◆ Input records:

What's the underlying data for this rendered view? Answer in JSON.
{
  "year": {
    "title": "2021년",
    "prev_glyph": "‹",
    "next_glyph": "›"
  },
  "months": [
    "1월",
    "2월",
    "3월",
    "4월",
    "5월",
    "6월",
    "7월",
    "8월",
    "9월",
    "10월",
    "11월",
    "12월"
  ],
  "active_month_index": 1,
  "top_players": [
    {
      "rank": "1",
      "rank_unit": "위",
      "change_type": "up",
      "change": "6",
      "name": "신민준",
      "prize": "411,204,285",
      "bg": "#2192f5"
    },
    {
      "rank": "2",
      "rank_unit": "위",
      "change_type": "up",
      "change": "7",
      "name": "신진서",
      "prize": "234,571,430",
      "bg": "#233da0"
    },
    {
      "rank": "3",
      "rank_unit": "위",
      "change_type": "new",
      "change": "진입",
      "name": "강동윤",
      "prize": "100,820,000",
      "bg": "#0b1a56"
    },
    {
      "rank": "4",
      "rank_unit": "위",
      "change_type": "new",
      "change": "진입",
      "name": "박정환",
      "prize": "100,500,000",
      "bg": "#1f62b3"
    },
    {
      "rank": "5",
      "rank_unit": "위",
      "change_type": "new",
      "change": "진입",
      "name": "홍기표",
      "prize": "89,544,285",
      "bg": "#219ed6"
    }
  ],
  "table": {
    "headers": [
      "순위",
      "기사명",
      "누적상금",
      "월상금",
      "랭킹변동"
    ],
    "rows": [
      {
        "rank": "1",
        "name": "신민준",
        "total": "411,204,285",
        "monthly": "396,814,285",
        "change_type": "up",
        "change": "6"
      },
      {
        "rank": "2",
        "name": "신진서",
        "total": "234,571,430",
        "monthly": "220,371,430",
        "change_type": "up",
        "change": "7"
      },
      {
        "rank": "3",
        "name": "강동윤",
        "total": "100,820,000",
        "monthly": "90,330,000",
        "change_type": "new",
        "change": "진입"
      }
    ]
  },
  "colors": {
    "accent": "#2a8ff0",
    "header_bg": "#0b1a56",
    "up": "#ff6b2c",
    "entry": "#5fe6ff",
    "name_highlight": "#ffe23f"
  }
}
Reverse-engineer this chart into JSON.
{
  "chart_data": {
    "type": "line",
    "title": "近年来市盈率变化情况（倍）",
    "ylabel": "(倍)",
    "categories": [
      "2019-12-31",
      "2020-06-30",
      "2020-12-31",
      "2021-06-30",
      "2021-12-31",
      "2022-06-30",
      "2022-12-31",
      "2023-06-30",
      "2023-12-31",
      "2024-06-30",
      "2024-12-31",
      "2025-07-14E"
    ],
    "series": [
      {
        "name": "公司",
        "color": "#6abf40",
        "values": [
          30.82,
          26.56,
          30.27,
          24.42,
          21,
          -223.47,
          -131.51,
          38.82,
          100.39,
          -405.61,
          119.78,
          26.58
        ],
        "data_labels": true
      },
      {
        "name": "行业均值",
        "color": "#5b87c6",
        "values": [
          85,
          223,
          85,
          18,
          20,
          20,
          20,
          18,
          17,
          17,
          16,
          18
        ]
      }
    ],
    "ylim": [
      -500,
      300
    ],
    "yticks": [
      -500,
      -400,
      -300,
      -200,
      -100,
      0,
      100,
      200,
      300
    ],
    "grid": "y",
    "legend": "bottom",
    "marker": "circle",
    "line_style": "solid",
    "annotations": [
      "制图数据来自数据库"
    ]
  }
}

◆ Task:
Search the data above for the string "JSON" and return every line that has it.

◆ Written answer:
What's the underlying data for this rendered view? Answer in JSON.
Reverse-engineer this chart into JSON.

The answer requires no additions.